Task instructions —
Emit the entire listing verbatim.

Records —
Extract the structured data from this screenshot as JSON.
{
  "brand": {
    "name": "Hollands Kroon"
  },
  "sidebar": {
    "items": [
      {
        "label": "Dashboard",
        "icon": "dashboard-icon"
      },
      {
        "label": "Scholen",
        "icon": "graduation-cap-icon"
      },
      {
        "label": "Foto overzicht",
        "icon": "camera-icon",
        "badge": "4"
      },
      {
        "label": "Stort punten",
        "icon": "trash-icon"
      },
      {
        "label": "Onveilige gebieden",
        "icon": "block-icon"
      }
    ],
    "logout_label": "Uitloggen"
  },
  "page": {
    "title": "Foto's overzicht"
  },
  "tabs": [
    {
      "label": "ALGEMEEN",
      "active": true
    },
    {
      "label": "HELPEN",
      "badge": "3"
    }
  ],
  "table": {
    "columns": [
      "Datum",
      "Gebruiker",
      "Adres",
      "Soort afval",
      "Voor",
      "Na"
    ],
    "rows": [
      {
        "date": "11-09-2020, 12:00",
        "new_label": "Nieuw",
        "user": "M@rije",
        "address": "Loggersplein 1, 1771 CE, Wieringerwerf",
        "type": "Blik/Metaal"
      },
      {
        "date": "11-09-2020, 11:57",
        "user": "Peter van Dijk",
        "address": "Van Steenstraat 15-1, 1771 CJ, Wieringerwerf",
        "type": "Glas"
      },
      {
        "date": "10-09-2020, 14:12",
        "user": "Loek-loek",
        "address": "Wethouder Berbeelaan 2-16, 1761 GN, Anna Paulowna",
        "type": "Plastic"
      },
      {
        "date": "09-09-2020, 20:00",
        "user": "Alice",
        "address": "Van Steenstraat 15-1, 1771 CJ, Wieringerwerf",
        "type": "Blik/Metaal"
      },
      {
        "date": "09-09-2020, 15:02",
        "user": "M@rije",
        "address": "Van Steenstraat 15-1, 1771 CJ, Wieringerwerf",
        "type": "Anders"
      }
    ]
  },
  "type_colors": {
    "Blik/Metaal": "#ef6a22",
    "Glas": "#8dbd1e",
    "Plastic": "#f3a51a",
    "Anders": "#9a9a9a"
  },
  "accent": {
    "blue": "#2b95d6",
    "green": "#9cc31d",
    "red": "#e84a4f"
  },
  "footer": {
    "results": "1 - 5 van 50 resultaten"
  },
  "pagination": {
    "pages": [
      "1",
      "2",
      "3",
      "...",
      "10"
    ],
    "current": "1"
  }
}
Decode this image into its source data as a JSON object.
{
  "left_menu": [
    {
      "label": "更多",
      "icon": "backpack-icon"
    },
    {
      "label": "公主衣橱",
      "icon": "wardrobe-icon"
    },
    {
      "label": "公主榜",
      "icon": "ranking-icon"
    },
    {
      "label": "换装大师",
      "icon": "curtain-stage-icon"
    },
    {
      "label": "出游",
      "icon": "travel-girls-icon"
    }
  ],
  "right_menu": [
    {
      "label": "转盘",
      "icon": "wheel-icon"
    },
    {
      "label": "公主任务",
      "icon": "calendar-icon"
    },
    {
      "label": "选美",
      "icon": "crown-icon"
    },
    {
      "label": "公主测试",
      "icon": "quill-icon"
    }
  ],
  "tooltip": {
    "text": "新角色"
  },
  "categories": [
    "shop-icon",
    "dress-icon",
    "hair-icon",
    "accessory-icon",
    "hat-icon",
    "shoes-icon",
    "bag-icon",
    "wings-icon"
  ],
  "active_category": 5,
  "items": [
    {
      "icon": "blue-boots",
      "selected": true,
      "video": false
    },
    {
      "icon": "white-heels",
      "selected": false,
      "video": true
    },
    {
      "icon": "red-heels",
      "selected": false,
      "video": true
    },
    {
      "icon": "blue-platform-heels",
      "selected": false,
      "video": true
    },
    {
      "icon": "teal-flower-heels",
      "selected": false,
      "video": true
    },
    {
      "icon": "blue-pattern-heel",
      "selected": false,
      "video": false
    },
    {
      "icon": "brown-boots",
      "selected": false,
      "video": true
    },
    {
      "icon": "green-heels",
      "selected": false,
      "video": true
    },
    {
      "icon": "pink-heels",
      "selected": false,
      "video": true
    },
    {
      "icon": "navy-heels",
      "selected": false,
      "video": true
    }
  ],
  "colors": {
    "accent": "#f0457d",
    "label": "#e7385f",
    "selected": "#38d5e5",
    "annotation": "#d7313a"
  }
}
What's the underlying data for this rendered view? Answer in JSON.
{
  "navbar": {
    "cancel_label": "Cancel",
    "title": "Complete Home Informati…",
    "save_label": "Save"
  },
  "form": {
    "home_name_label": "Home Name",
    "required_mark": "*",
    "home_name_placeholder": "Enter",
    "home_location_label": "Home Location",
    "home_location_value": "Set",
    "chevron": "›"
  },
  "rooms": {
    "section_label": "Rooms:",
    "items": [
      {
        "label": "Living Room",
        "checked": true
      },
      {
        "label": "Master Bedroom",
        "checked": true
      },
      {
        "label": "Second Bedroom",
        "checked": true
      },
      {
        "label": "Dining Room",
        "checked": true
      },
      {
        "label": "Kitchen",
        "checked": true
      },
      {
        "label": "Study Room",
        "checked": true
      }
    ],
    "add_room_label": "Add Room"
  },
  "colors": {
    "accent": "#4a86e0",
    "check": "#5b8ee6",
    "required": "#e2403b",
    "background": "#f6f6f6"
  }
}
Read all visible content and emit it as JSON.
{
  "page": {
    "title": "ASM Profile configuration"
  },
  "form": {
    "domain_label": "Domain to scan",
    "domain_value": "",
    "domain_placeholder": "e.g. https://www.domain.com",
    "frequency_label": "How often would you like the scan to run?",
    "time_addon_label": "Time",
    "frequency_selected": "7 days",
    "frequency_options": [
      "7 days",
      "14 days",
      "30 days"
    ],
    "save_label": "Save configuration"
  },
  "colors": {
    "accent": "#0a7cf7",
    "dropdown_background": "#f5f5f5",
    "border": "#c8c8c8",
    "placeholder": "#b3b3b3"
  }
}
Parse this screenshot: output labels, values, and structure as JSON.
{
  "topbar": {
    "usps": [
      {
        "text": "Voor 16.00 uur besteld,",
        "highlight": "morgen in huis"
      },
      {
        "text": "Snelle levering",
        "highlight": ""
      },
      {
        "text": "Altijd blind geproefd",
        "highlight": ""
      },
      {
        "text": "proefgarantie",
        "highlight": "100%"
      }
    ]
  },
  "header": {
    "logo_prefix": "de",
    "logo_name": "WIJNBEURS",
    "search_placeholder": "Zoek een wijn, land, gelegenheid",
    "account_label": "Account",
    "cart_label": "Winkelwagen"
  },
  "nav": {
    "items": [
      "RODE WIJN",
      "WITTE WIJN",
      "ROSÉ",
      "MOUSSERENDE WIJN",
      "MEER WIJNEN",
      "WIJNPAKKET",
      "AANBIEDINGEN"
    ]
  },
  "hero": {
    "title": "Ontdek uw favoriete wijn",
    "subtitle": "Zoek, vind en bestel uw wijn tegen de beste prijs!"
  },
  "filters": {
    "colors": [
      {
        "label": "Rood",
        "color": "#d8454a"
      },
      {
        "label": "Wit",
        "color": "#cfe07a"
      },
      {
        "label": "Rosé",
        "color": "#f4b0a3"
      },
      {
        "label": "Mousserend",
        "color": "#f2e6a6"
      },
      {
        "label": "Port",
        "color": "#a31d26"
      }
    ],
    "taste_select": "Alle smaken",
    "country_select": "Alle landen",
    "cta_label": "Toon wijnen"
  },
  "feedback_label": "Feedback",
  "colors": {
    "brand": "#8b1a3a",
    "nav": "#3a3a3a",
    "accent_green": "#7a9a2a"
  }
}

In response —
Extract the structured data from this screenshot as JSON.
{
  "brand": {
    "name": "Hollands Kroon"
  },
  "sidebar": {
    "items": [
      {
        "label": "Dashboard",
        "icon": "dashboard-icon"
      },
      {
        "label": "Scholen",
        "icon": "graduation-cap-icon"
      },
      {
        "label": "Foto overzicht",
        "icon": "camera-icon",
        "badge": "4"
      },
      {
        "label": "Stort punten",
        "icon": "trash-icon"
      },
      {
        "label": "Onveilige gebieden",
        "icon": "block-icon"
      }
    ],
    "logout_label": "Uitloggen"
  },
  "page": {
    "title": "Foto's overzicht"
  },
  "tabs": [
    {
      "label": "ALGEMEEN",
      "active": true
    },
    {
      "label": "HELPEN",
      "badge": "3"
    }
  ],
  "table": {
    "columns": [
      "Datum",
      "Gebruiker",
      "Adres",
      "Soort afval",
      "Voor",
      "Na"
    ],
    "rows": [
      {
        "date": "11-09-2020, 12:00",
        "new_label": "Nieuw",
        "user": "M@rije",
        "address": "Loggersplein 1, 1771 CE, Wieringerwerf",
        "type": "Blik/Metaal"
      },
      {
        "date": "11-09-2020, 11:57",
        "user": "Peter van Dijk",
        "address": "Van Steenstraat 15-1, 1771 CJ, Wieringerwerf",
        "type": "Glas"
      },
      {
        "date": "10-09-2020, 14:12",
        "user": "Loek-loek",
        "address": "Wethouder Berbeelaan 2-16, 1761 GN, Anna Paulowna",
        "type": "Plastic"
      },
      {
        "date": "09-09-2020, 20:00",
        "user": "Alice",
        "address": "Van Steenstraat 15-1, 1771 CJ, Wieringerwerf",
        "type": "Blik/Metaal"
      },
      {
        "date": "09-09-2020, 15:02",
        "user": "M@rije",
        "address": "Van Steenstraat 15-1, 1771 CJ, Wieringerwerf",
        "type": "Anders"
      }
    ]
  },
  "type_colors": {
    "Blik/Metaal": "#ef6a22",
    "Glas": "#8dbd1e",
    "Plastic": "#f3a51a",
    "Anders": "#9a9a9a"
  },
  "accent": {
    "blue": "#2b95d6",
    "green": "#9cc31d",
    "red": "#e84a4f"
  },
  "footer": {
    "results": "1 - 5 van 50 resultaten"
  },
  "pagination": {
    "pages": [
      "1",
      "2",
      "3",
      "...",
      "10"
    ],
    "current": "1"
  }
}
Decode this image into its source data as a JSON object.
{
  "left_menu": [
    {
      "label": "更多",
      "icon": "backpack-icon"
    },
    {
      "label": "公主衣橱",
      "icon": "wardrobe-icon"
    },
    {
      "label": "公主榜",
      "icon": "ranking-icon"
    },
    {
      "label": "换装大师",
      "icon": "curtain-stage-icon"
    },
    {
      "label": "出游",
      "icon": "travel-girls-icon"
    }
  ],
  "right_menu": [
    {
      "label": "转盘",
      "icon": "wheel-icon"
    },
    {
      "label": "公主任务",
      "icon": "calendar-icon"
    },
    {
      "label": "选美",
      "icon": "crown-icon"
    },
    {
      "label": "公主测试",
      "icon": "quill-icon"
    }
  ],
  "tooltip": {
    "text": "新角色"
  },
  "categories": [
    "shop-icon",
    "dress-icon",
    "hair-icon",
    "accessory-icon",
    "hat-icon",
    "shoes-icon",
    "bag-icon",
    "wings-icon"
  ],
  "active_category": 5,
  "items": [
    {
      "icon": "blue-boots",
      "selected": true,
      "video": false
    },
    {
      "icon": "white-heels",
      "selected": false,
      "video": true
    },
    {
      "icon": "red-heels",
      "selected": false,
      "video": true
    },
    {
      "icon": "blue-platform-heels",
      "selected": false,
      "video": true
    },
    {
      "icon": "teal-flower-heels",
      "selected": false,
      "video": true
    },
    {
      "icon": "blue-pattern-heel",
      "selected": false,
      "video": false
    },
    {
      "icon": "brown-boots",
      "selected": false,
      "video": true
    },
    {
      "icon": "green-heels",
      "selected": false,
      "video": true
    },
    {
      "icon": "pink-heels",
      "selected": false,
      "video": true
    },
    {
      "icon": "navy-heels",
      "selected": false,
      "video": true
    }
  ],
  "colors": {
    "accent": "#f0457d",
    "label": "#e7385f",
    "selected": "#38d5e5",
    "annotation": "#d7313a"
  }
}
What's the underlying data for this rendered view? Answer in JSON.
{
  "navbar": {
    "cancel_label": "Cancel",
    "title": "Complete Home Informati…",
    "save_label": "Save"
  },
  "form": {
    "home_name_label": "Home Name",
    "required_mark": "*",
    "home_name_placeholder": "Enter",
    "home_location_label": "Home Location",
    "home_location_value": "Set",
    "chevron": "›"
  },
  "rooms": {
    "section_label": "Rooms:",
    "items": [
      {
        "label": "Living Room",
        "checked": true
      },
      {
        "label": "Master Bedroom",
        "checked": true
      },
      {
        "label": "Second Bedroom",
        "checked": true
      },
      {
        "label": "Dining Room",
        "checked": true
      },
      {
        "label": "Kitchen",
        "checked": true
      },
      {
        "label": "Study Room",
        "checked": true
      }
    ],
    "add_room_label": "Add Room"
  },
  "colors": {
    "accent": "#4a86e0",
    "check": "#5b8ee6",
    "required": "#e2403b",
    "background": "#f6f6f6"
  }
}
Read all visible content and emit it as JSON.
{
  "page": {
    "title": "ASM Profile configuration"
  },
  "form": {
    "domain_label": "Domain to scan",
    "domain_value": "",
    "domain_placeholder": "e.g. https://www.domain.com",
    "frequency_label": "How often would you like the scan to run?",
    "time_addon_label": "Time",
    "frequency_selected": "7 days",
    "frequency_options": [
      "7 days",
      "14 days",
      "30 days"
    ],
    "save_label": "Save configuration"
  },
  "colors": {
    "accent": "#0a7cf7",
    "dropdown_background": "#f5f5f5",
    "border": "#c8c8c8",
    "placeholder": "#b3b3b3"
  }
}
Parse this screenshot: output labels, values, and structure as JSON.
{
  "topbar": {
    "usps": [
      {
        "text": "Voor 16.00 uur besteld,",
        "highlight": "morgen in huis"
      },
      {
        "text": "Snelle levering",
        "highlight": ""
      },
      {
        "text": "Altijd blind geproefd",
        "highlight": ""
      },
      {
        "text": "proefgarantie",
        "highlight": "100%"
      }
    ]
  },
  "header": {
    "logo_prefix": "de",
    "logo_name": "WIJNBEURS",
    "search_placeholder": "Zoek een wijn, land, gelegenheid",
    "account_label": "Account",
    "cart_label": "Winkelwagen"
  },
  "nav": {
    "items": [
      "RODE WIJN",
      "WITTE WIJN",
      "ROSÉ",
      "MOUSSERENDE WIJN",
      "MEER WIJNEN",
      "WIJNPAKKET",
      "AANBIEDINGEN"
    ]
  },
  "hero": {
    "title": "Ontdek uw favoriete wijn",
    "subtitle": "Zoek, vind en bestel uw wijn tegen de beste prijs!"
  },
  "filters": {
    "colors": [
      {
        "label": "Rood",
        "color": "#d8454a"
      },
      {
        "label": "Wit",
        "color": "#cfe07a"
      },
      {
        "label": "Rosé",
        "color": "#f4b0a3"
      },
      {
        "label": "Mousserend",
        "color": "#f2e6a6"
      },
      {
        "label": "Port",
        "color": "#a31d26"
      }
    ],
    "taste_select": "Alle smaken",
    "country_select": "Alle landen",
    "cta_label": "Toon wijnen"
  },
  "feedback_label": "Feedback",
  "colors": {
    "brand": "#8b1a3a",
    "nav": "#3a3a3a",
    "accent_green": "#7a9a2a"
  }
}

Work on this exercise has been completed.